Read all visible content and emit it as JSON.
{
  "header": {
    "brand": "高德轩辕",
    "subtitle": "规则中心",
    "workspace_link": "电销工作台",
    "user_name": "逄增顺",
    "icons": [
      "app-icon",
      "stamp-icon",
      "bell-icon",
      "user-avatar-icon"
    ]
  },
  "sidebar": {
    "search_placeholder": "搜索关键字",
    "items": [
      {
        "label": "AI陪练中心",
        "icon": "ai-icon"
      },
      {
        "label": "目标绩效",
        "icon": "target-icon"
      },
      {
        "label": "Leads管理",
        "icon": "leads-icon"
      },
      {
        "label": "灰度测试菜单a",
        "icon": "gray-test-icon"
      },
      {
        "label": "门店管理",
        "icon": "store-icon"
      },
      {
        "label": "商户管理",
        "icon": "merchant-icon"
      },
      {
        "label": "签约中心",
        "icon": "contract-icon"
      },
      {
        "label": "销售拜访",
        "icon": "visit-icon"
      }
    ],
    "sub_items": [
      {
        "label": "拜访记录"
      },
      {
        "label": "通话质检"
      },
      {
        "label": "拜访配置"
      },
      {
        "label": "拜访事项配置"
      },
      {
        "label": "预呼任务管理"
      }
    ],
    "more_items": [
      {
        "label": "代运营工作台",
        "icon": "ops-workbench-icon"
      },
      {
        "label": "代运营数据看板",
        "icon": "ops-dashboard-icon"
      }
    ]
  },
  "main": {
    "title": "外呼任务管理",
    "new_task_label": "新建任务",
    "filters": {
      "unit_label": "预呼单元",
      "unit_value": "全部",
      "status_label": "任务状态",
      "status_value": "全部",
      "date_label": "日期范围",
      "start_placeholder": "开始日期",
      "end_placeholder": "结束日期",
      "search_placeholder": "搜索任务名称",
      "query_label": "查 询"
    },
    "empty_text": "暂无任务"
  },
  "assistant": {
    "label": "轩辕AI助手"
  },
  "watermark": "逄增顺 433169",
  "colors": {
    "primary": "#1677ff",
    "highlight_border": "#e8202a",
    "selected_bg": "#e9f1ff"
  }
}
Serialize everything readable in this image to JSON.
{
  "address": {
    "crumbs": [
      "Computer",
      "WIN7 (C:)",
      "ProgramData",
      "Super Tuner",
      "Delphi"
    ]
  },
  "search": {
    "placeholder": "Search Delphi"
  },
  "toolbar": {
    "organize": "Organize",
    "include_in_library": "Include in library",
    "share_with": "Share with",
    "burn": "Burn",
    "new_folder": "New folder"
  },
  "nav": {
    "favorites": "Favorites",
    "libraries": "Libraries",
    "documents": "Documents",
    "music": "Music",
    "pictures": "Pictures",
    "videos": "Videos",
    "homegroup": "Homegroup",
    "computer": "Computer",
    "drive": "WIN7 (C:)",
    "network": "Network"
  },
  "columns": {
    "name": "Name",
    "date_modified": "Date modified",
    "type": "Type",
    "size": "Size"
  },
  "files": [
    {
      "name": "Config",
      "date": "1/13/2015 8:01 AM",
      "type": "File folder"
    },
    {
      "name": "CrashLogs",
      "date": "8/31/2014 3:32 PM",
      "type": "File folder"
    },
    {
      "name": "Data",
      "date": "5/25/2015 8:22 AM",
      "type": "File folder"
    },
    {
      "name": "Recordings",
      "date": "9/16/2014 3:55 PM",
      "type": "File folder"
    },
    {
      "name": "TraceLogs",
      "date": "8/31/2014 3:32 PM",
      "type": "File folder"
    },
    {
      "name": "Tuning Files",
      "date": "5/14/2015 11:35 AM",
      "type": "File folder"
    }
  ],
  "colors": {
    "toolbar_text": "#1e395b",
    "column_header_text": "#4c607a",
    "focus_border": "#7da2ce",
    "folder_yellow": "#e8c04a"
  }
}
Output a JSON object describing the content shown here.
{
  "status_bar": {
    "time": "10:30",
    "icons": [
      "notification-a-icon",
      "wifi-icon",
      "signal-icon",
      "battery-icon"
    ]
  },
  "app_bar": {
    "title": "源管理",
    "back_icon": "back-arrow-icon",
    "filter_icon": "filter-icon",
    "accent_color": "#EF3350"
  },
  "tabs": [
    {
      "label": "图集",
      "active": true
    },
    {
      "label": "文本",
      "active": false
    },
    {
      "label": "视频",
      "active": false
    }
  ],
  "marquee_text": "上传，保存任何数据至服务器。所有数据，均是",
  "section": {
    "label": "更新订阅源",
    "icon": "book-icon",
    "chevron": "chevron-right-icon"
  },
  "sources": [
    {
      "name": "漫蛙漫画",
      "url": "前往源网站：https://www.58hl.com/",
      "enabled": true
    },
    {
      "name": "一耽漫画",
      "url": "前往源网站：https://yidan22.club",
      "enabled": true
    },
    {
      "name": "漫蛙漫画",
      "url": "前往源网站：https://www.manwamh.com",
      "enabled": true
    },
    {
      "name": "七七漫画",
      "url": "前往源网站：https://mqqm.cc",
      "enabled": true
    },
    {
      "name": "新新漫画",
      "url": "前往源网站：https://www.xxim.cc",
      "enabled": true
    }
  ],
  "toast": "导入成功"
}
◇ ◇ ◇ ◇
Count each line above in which the string "content" appears, then state only the total.

[Exercise answer]: 2